[Exercise directions]
Print all entries precisely as they are written.

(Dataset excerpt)
------------

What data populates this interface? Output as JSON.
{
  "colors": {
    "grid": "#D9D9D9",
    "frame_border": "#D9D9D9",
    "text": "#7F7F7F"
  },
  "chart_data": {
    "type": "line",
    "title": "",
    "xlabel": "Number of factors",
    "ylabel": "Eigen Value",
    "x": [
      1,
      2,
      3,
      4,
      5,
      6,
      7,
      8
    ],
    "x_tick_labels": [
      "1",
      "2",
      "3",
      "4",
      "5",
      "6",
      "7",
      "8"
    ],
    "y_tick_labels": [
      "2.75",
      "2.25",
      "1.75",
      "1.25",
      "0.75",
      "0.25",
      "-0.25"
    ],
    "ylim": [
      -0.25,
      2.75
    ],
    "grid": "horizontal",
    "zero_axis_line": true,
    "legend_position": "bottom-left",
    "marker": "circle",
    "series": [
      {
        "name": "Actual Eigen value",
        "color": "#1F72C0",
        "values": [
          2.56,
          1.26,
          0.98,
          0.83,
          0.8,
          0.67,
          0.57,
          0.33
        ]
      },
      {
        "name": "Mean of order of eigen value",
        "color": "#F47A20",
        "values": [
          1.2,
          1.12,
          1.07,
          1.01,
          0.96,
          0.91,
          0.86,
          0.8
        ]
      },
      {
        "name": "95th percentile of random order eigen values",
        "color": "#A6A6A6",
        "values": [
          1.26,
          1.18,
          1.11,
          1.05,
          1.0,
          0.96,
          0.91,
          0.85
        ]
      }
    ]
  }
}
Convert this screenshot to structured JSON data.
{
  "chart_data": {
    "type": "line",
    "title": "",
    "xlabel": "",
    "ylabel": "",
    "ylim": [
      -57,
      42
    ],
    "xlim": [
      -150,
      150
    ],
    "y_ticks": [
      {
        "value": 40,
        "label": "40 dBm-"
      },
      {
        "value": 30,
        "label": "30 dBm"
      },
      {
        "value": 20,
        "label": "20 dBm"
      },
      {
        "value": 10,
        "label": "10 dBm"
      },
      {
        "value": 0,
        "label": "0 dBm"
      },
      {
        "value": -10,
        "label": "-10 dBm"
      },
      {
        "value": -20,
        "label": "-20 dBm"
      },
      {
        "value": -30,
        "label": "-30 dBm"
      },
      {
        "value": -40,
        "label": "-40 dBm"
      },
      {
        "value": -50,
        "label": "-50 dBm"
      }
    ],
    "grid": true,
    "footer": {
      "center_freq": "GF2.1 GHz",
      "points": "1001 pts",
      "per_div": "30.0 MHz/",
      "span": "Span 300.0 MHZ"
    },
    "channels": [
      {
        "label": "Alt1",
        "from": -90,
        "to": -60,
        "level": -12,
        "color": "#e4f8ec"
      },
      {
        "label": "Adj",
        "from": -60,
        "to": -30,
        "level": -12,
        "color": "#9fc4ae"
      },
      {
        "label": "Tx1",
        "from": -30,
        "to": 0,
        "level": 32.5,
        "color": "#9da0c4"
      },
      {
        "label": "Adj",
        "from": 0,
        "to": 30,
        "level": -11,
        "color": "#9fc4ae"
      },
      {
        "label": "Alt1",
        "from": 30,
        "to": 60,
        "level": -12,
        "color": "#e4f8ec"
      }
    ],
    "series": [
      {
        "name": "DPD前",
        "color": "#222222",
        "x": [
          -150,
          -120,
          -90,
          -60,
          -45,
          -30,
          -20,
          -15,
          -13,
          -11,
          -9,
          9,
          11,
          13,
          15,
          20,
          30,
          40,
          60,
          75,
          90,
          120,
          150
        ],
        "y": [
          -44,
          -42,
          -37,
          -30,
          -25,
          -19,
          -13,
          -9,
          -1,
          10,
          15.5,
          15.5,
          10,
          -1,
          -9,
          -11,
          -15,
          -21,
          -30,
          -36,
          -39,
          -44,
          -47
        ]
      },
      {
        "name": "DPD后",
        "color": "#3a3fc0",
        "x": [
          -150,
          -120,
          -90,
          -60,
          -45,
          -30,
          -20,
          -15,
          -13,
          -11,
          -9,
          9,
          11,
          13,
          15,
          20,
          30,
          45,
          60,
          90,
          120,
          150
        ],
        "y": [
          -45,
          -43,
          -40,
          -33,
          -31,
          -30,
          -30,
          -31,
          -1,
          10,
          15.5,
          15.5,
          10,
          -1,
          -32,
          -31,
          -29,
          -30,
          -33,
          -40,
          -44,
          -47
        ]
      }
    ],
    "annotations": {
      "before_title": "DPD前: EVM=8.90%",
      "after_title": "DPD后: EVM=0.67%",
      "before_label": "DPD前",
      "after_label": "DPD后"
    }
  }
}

------------

[Output of the task]
What data populates this interface? Output as JSON.
{
  "colors": {
    "grid": "#D9D9D9",
    "frame_border": "#D9D9D9",
    "text": "#7F7F7F"
  },
  "chart_data": {
    "type": "line",
    "title": "",
    "xlabel": "Number of factors",
    "ylabel": "Eigen Value",
    "x": [
      1,
      2,
      3,
      4,
      5,
      6,
      7,
      8
    ],
    "x_tick_labels": [
      "1",
      "2",
      "3",
      "4",
      "5",
      "6",
      "7",
      "8"
    ],
    "y_tick_labels": [
      "2.75",
      "2.25",
      "1.75",
      "1.25",
      "0.75",
      "0.25",
      "-0.25"
    ],
    "ylim": [
      -0.25,
      2.75
    ],
    "grid": "horizontal",
    "zero_axis_line": true,
    "legend_position": "bottom-left",
    "marker": "circle",
    "series": [
      {
        "name": "Actual Eigen value",
        "color": "#1F72C0",
        "values": [
          2.56,
          1.26,
          0.98,
          0.83,
          0.8,
          0.67,
          0.57,
          0.33
        ]
      },
      {
        "name": "Mean of order of eigen value",
        "color": "#F47A20",
        "values": [
          1.2,
          1.12,
          1.07,
          1.01,
          0.96,
          0.91,
          0.86,
          0.8
        ]
      },
      {
        "name": "95th percentile of random order eigen values",
        "color": "#A6A6A6",
        "values": [
          1.26,
          1.18,
          1.11,
          1.05,
          1.0,
          0.96,
          0.91,
          0.85
        ]
      }
    ]
  }
}
Convert this screenshot to structured JSON data.
{
  "chart_data": {
    "type": "line",
    "title": "",
    "xlabel": "",
    "ylabel": "",
    "ylim": [
      -57,
      42
    ],
    "xlim": [
      -150,
      150
    ],
    "y_ticks": [
      {
        "value": 40,
        "label": "40 dBm-"
      },
      {
        "value": 30,
        "label": "30 dBm"
      },
      {
        "value": 20,
        "label": "20 dBm"
      },
      {
        "value": 10,
        "label": "10 dBm"
      },
      {
        "value": 0,
        "label": "0 dBm"
      },
      {
        "value": -10,
        "label": "-10 dBm"
      },
      {
        "value": -20,
        "label": "-20 dBm"
      },
      {
        "value": -30,
        "label": "-30 dBm"
      },
      {
        "value": -40,
        "label": "-40 dBm"
      },
      {
        "value": -50,
        "label": "-50 dBm"
      }
    ],
    "grid": true,
    "footer": {
      "center_freq": "GF2.1 GHz",
      "points": "1001 pts",
      "per_div": "30.0 MHz/",
      "span": "Span 300.0 MHZ"
    },
    "channels": [
      {
        "label": "Alt1",
        "from": -90,
        "to": -60,
        "level": -12,
        "color": "#e4f8ec"
      },
      {
        "label": "Adj",
        "from": -60,
        "to": -30,
        "level": -12,
        "color": "#9fc4ae"
      },
      {
        "label": "Tx1",
        "from": -30,
        "to": 0,
        "level": 32.5,
        "color": "#9da0c4"
      },
      {
        "label": "Adj",
        "from": 0,
        "to": 30,
        "level": -11,
        "color": "#9fc4ae"
      },
      {
        "label": "Alt1",
        "from": 30,
        "to": 60,
        "level": -12,
        "color": "#e4f8ec"
      }
    ],
    "series": [
      {
        "name": "DPD前",
        "color": "#222222",
        "x": [
          -150,
          -120,
          -90,
          -60,
          -45,
          -30,
          -20,
          -15,
          -13,
          -11,
          -9,
          9,
          11,
          13,
          15,
          20,
          30,
          40,
          60,
          75,
          90,
          120,
          150
        ],
        "y": [
          -44,
          -42,
          -37,
          -30,
          -25,
          -19,
          -13,
          -9,
          -1,
          10,
          15.5,
          15.5,
          10,
          -1,
          -9,
          -11,
          -15,
          -21,
          -30,
          -36,
          -39,
          -44,
          -47
        ]
      },
      {
        "name": "DPD后",
        "color": "#3a3fc0",
        "x": [
          -150,
          -120,
          -90,
          -60,
          -45,
          -30,
          -20,
          -15,
          -13,
          -11,
          -9,
          9,
          11,
          13,
          15,
          20,
          30,
          45,
          60,
          90,
          120,
          150
        ],
        "y": [
          -45,
          -43,
          -40,
          -33,
          -31,
          -30,
          -30,
          -31,
          -1,
          10,
          15.5,
          15.5,
          10,
          -1,
          -32,
          -31,
          -29,
          -30,
          -33,
          -40,
          -44,
          -47
        ]
      }
    ],
    "annotations": {
      "before_title": "DPD前: EVM=8.90%",
      "after_title": "DPD后: EVM=0.67%",
      "before_label": "DPD前",
      "after_label": "DPD后"
    }
  }
}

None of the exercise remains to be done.